→ **ЧТО СДЕЛАТЬ**:
1) Переведите на английский язык следующее предложение из текста о докторе Леви: «Холостой и уже пожилой, доктор Леви, посвящая всю свою жизнь добру, помогал всем и каждому, чем только мог.»
2) Продолжите текст о докторе Леви с того места, на котором он заканчивается.

Но в Риге жил попечитель Дерптского университета и он же остзейский генерал-губернатор. (Попечитель и генерал-губернатор-M. И. Пален)
Пишу письмо к нему и посылаю с письмом самого Котельникова. Не помню что, но, судя по результату, я, должно быть, в этом письме навалял что-нибудь очень забористое. (Письмо П. от 20 июня 1835 г.-к M. И. Палену найдено мною в архиве министерства просвещения) Не прошло и часа времени, как ко мне прилетел от генерал-губернатора медицинский инспектор, доктор Леви, с приказанием тотчас принять все меры к облегчению моей участи.
Доктор Леви привез деньги и тотчас же послал за каретою, для переезда в большой загородный военный госпиталь. Там велено было отвести для меня особое отдельное помещение, приставить ко мне особого фельдшера и служителей. Доктор" Леви был еврейского происхождения и принадлежал к тому высококлассическому типу евреев, который дал образы Леонарду да Винчи для изображения в его "Тайной вечери" одиннадцати верных учеников спасителя.
(Д. Леви (1786-1855) учился в Юрьеве; в 1812 г.-доктор медицины и ординатор военного госпиталя в Риге; участвовал в походе русской армии во Францию; занимал крупные должности по военно-медицинской администрации.)
Это была, душа, редко встречающаяся и между христианами, и между евреями. Холостой и уже пожилой, доктор Леви, посвящая всю свою жизнь добру, помогал всем и каждому, чем только мог. Кто видел хотя однажды этот череп, гладкий как мрамор и как мрамор сохранивший на себе черты, намеченные врожденною добротою души, тот, верно, не забывал его никогда.
Даже баронет Виллье, увидевши однажды доктора Леви при посещении военного госпиталя (в котором Леви служил ординатором), не удержался и невольно повел рукою по гладко вышлифованному и блестящему, как солнце, черепу доктора. Погладить что-нибудь, а не ударить рукою, было у грубого баронета признаком удовольствия и благоволения, и другие ординаторы едва ли не позавидовали тогда классическому черепу.
Меня поместили в бель-этаже громадного госпитального здания, в просторной, светлой и хорошо вентилированной комнате; явились и доктора, и фельдшеры, и служители. Если бы я захотел, то, я думаю, мне прописали бы целую сотню рецептов не по госпитальному каталогу. Но я просил только, чтобы меня оставили в покое и дали бы только что-нибудь успокоительное, вроде миндального молока и лавровишневой воды, против мучительного сухого кашля.

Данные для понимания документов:
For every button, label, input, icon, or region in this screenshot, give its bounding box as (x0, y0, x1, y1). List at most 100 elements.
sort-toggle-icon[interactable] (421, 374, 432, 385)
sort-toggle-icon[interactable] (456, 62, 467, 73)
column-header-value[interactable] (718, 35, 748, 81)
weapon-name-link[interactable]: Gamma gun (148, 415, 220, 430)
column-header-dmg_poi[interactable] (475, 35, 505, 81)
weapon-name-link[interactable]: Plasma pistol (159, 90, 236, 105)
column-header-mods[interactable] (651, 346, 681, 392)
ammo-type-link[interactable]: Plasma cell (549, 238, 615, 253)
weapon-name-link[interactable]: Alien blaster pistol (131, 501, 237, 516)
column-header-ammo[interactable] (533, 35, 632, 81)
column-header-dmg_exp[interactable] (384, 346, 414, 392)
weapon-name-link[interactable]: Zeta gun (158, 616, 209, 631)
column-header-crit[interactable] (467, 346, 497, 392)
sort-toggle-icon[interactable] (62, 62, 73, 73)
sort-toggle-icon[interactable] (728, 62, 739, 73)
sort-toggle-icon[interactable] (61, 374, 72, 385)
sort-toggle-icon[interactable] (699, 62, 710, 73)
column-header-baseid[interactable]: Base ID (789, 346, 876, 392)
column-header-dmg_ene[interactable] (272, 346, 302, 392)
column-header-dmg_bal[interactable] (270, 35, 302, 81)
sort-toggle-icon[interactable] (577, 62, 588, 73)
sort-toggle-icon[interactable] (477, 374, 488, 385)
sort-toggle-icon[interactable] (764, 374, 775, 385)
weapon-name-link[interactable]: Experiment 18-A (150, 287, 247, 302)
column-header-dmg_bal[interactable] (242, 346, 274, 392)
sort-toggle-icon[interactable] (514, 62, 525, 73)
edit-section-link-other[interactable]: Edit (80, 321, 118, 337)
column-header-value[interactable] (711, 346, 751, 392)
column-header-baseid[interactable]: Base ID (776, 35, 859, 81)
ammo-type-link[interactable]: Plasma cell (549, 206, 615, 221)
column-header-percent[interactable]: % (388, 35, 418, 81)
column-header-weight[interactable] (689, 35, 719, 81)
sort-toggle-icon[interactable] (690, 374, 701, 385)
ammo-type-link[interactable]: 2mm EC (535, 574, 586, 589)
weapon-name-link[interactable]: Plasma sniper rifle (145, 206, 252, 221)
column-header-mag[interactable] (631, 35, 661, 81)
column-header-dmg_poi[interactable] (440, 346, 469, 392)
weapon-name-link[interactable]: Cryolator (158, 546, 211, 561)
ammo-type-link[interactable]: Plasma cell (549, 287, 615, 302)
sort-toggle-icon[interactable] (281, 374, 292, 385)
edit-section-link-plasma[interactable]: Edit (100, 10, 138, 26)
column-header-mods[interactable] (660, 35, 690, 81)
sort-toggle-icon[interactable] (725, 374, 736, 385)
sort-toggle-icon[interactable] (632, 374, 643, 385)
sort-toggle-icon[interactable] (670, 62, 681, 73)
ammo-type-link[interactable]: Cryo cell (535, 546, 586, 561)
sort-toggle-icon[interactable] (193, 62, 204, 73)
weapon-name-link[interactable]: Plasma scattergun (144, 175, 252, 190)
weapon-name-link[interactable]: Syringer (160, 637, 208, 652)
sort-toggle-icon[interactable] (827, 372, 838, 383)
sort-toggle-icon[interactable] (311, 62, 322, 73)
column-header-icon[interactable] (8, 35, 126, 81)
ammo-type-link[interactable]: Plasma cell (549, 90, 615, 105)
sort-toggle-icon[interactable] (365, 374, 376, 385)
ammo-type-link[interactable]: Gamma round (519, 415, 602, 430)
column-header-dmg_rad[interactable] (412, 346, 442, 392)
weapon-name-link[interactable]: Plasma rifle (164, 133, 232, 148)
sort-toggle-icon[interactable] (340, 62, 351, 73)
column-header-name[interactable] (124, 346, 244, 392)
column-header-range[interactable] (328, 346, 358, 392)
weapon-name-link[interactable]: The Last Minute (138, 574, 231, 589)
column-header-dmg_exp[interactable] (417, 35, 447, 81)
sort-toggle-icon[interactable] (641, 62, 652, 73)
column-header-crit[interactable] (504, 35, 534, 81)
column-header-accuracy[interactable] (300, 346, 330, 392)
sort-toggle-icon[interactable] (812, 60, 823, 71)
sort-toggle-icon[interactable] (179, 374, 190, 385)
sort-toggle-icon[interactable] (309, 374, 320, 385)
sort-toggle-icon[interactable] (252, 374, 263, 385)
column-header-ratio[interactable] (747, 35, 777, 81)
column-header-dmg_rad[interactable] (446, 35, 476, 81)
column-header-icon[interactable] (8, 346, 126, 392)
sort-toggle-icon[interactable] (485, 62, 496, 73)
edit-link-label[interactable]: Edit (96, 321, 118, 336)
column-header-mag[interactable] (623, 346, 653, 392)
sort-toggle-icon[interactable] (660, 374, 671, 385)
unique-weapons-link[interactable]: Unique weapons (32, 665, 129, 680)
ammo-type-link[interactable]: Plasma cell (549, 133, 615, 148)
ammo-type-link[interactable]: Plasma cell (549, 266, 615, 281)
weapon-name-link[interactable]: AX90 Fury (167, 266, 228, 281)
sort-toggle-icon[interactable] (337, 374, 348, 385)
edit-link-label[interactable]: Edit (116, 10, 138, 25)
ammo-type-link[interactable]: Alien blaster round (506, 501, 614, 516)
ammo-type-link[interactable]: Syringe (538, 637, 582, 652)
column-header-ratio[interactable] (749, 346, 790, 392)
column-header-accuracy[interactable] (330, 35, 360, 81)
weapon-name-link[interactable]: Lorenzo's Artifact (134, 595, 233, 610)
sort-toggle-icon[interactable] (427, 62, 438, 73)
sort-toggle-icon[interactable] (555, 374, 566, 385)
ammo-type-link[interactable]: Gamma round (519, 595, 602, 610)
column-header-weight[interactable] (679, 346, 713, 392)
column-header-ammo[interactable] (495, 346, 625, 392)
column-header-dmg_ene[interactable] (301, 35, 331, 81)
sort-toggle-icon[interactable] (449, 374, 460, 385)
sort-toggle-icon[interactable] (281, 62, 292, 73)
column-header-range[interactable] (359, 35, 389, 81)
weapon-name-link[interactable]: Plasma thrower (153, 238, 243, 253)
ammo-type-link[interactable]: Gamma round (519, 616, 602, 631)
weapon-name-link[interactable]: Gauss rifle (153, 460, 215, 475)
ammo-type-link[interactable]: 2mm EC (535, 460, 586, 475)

→ **СПИСОК ОТВЕТОВ**:
1) Unmarried and already elderly, Doctor Levi, who devoted his whole life to doing good, helped each and every person in whatever way he could.

2)
Чем был я болен в Риге?
На этот вопрос я так же мало могу сказать что-нибудь положительное, как и на то, чем я болел потом в Петербурге, Киеве и за границею.
Сухой, спазмодический, сильный, с мучительным щекотаньем в горле, кашель; ни малейшей лихорадки; сильная слабость; полное отсутствие аппетита, с отвращением и к пище, и к питью; бессонница - целые ночи напролет без сна несколько недель сряду; запоры, продолжавшиеся по целым неделям. Вот припадки. Болезнь длилась около двух месяцев, а облегчение началось тем, что кашель сделался несколько влажнее; в ногах же появились нестерпимые боли, так что малейшее движение ноги отзывалось сильнейшею болью в подошвах; потом показался аппетит к молоку и явились твердые испражнения, после простых клистиров, прежде вовсе недействовавших.
С каждым днем аппетит к молоку начал все более и более усиливаться и дошел до того, что я ночью вставал и принимался по нескольку раз за молоко; аптекарского, выписываемого по фунтам, уже нехватало; все обитатели госпиталя, ординаторы, смотрителя и коммиссары начали снабжать меня молоком; к нему я присоединил потом, также инстинктивно, миндальные конфекты; но порой ел их с молоком по целым фунтам. Наконец, дошел черед и до мяса. Мне начали приносить кушанья из городского трактира. А однажды, когда я был уже на ногах, но еще кашлял (с мокротою), посетил меня генерал-губернатор.